**Record set:**
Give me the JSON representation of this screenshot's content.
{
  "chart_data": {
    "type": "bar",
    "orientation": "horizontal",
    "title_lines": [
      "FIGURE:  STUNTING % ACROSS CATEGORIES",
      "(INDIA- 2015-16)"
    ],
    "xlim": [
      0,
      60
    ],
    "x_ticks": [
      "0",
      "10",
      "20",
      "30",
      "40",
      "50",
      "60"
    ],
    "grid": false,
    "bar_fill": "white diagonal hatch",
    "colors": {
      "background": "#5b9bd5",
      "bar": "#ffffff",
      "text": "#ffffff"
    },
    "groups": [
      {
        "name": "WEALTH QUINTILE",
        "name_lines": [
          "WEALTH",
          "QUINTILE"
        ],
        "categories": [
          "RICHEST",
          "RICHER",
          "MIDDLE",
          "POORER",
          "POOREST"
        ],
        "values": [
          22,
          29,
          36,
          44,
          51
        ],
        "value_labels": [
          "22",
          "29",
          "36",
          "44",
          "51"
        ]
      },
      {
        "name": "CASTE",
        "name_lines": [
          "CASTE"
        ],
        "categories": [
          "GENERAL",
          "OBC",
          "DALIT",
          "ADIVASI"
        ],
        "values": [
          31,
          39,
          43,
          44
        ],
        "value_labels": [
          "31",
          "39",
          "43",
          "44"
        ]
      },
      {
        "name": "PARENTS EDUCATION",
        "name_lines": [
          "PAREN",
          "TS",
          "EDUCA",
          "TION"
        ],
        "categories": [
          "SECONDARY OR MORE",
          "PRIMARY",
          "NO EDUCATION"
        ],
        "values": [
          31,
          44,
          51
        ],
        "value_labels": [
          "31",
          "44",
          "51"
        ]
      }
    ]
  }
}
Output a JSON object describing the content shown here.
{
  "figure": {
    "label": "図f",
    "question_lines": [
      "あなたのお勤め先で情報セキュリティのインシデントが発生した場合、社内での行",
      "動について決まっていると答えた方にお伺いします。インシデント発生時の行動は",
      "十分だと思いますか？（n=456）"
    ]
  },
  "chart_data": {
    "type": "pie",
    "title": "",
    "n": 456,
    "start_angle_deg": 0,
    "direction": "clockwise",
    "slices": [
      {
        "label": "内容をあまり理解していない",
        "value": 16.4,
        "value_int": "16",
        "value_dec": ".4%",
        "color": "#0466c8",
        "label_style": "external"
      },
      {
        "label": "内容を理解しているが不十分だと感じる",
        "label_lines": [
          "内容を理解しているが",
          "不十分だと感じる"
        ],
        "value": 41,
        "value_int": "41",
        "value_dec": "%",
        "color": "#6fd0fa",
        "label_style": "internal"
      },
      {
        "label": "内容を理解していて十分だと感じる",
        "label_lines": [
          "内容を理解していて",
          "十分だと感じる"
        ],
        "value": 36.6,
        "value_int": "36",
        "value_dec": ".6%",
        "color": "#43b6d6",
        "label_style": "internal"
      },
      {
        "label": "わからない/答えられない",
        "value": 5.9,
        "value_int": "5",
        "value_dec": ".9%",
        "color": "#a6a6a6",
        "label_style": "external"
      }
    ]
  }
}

**Task prompt:** All of the entries above must be quoted exactly.

**The answer:**
Give me the JSON representation of this screenshot's content.
{
  "chart_data": {
    "type": "bar",
    "orientation": "horizontal",
    "title_lines": [
      "FIGURE:  STUNTING % ACROSS CATEGORIES",
      "(INDIA- 2015-16)"
    ],
    "xlim": [
      0,
      60
    ],
    "x_ticks": [
      "0",
      "10",
      "20",
      "30",
      "40",
      "50",
      "60"
    ],
    "grid": false,
    "bar_fill": "white diagonal hatch",
    "colors": {
      "background": "#5b9bd5",
      "bar": "#ffffff",
      "text": "#ffffff"
    },
    "groups": [
      {
        "name": "WEALTH QUINTILE",
        "name_lines": [
          "WEALTH",
          "QUINTILE"
        ],
        "categories": [
          "RICHEST",
          "RICHER",
          "MIDDLE",
          "POORER",
          "POOREST"
        ],
        "values": [
          22,
          29,
          36,
          44,
          51
        ],
        "value_labels": [
          "22",
          "29",
          "36",
          "44",
          "51"
        ]
      },
      {
        "name": "CASTE",
        "name_lines": [
          "CASTE"
        ],
        "categories": [
          "GENERAL",
          "OBC",
          "DALIT",
          "ADIVASI"
        ],
        "values": [
          31,
          39,
          43,
          44
        ],
        "value_labels": [
          "31",
          "39",
          "43",
          "44"
        ]
      },
      {
        "name": "PARENTS EDUCATION",
        "name_lines": [
          "PAREN",
          "TS",
          "EDUCA",
          "TION"
        ],
        "categories": [
          "SECONDARY OR MORE",
          "PRIMARY",
          "NO EDUCATION"
        ],
        "values": [
          31,
          44,
          51
        ],
        "value_labels": [
          "31",
          "44",
          "51"
        ]
      }
    ]
  }
}
Output a JSON object describing the content shown here.
{
  "figure": {
    "label": "図f",
    "question_lines": [
      "あなたのお勤め先で情報セキュリティのインシデントが発生した場合、社内での行",
      "動について決まっていると答えた方にお伺いします。インシデント発生時の行動は",
      "十分だと思いますか？（n=456）"
    ]
  },
  "chart_data": {
    "type": "pie",
    "title": "",
    "n": 456,
    "start_angle_deg": 0,
    "direction": "clockwise",
    "slices": [
      {
        "label": "内容をあまり理解していない",
        "value": 16.4,
        "value_int": "16",
        "value_dec": ".4%",
        "color": "#0466c8",
        "label_style": "external"
      },
      {
        "label": "内容を理解しているが不十分だと感じる",
        "label_lines": [
          "内容を理解しているが",
          "不十分だと感じる"
        ],
        "value": 41,
        "value_int": "41",
        "value_dec": "%",
        "color": "#6fd0fa",
        "label_style": "internal"
      },
      {
        "label": "内容を理解していて十分だと感じる",
        "label_lines": [
          "内容を理解していて",
          "十分だと感じる"
        ],
        "value": 36.6,
        "value_int": "36",
        "value_dec": ".6%",
        "color": "#43b6d6",
        "label_style": "internal"
      },
      {
        "label": "わからない/答えられない",
        "value": 5.9,
        "value_int": "5",
        "value_dec": ".9%",
        "color": "#a6a6a6",
        "label_style": "external"
      }
    ]
  }
}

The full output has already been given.